'''

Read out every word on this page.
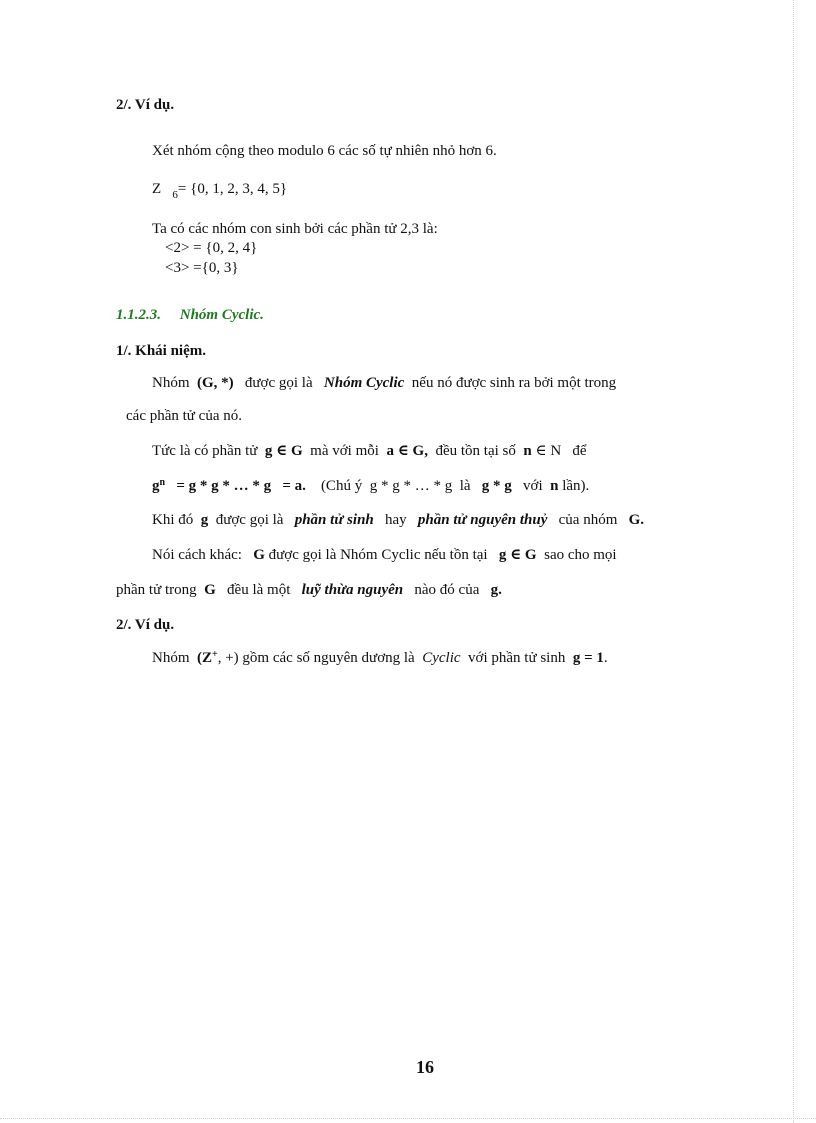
2/. Ví dụ.
Xét nhóm cộng theo modulo 6 các số tự nhiên nhỏ hơn 6.
Z $_6$= {0, 1, 2, 3, 4, 5}
Ta có các nhóm con sinh bởi các phần tử 2,3 là:
<2> = {0, 2, 4}
<3> ={0, 3}
1.1.2.3. Nhóm Cyclic.
1/. Khái niệm.
Nhóm (G, *) được gọi là Nhóm Cyclic nếu nó được sinh ra bởi một trong
các phần tử của nó.
Tức là có phần tử g ∈ G mà với mỗi a ∈ G, đều tồn tại số n ∈ N để
$g^n = g * g$ * … * g = a. (Chú ý g * g * … * g là g * g với n lần).
Khi đó g được gọi là phần tử sinh hay phần tử nguyên thuỷ của nhóm G.
Nói cách khác: G được gọi là Nhóm Cyclic nếu tồn tại g ∈ G sao cho mọi
phần tử trong G đều là một luỹ thừa nguyên nào đó của g.
2/. Ví dụ.
Nhóm (Z+, +) gồm các số nguyên dương là Cyclic với phần tử sinh g = 1.
16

'''

▸ To be done:
All of the material above needs to be restated exactly, with no pictures.

▸ Output for this exercise:
Read out every word on this page.
2/. Ví dụ.
Xét nhóm cộng theo modulo 6 các số tự nhiên nhỏ hơn 6.
Z $_6$= {0, 1, 2, 3, 4, 5}
Ta có các nhóm con sinh bởi các phần tử 2,3 là:
<2> = {0, 2, 4}
<3> ={0, 3}
1.1.2.3. Nhóm Cyclic.
1/. Khái niệm.
Nhóm (G, *) được gọi là Nhóm Cyclic nếu nó được sinh ra bởi một trong
các phần tử của nó.
Tức là có phần tử g ∈ G mà với mỗi a ∈ G, đều tồn tại số n ∈ N để
$g^n = g * g$ * … * g = a. (Chú ý g * g * … * g là g * g với n lần).
Khi đó g được gọi là phần tử sinh hay phần tử nguyên thuỷ của nhóm G.
Nói cách khác: G được gọi là Nhóm Cyclic nếu tồn tại g ∈ G sao cho mọi
phần tử trong G đều là một luỹ thừa nguyên nào đó của g.
2/. Ví dụ.
Nhóm (Z+, +) gồm các số nguyên dương là Cyclic với phần tử sinh g = 1.
16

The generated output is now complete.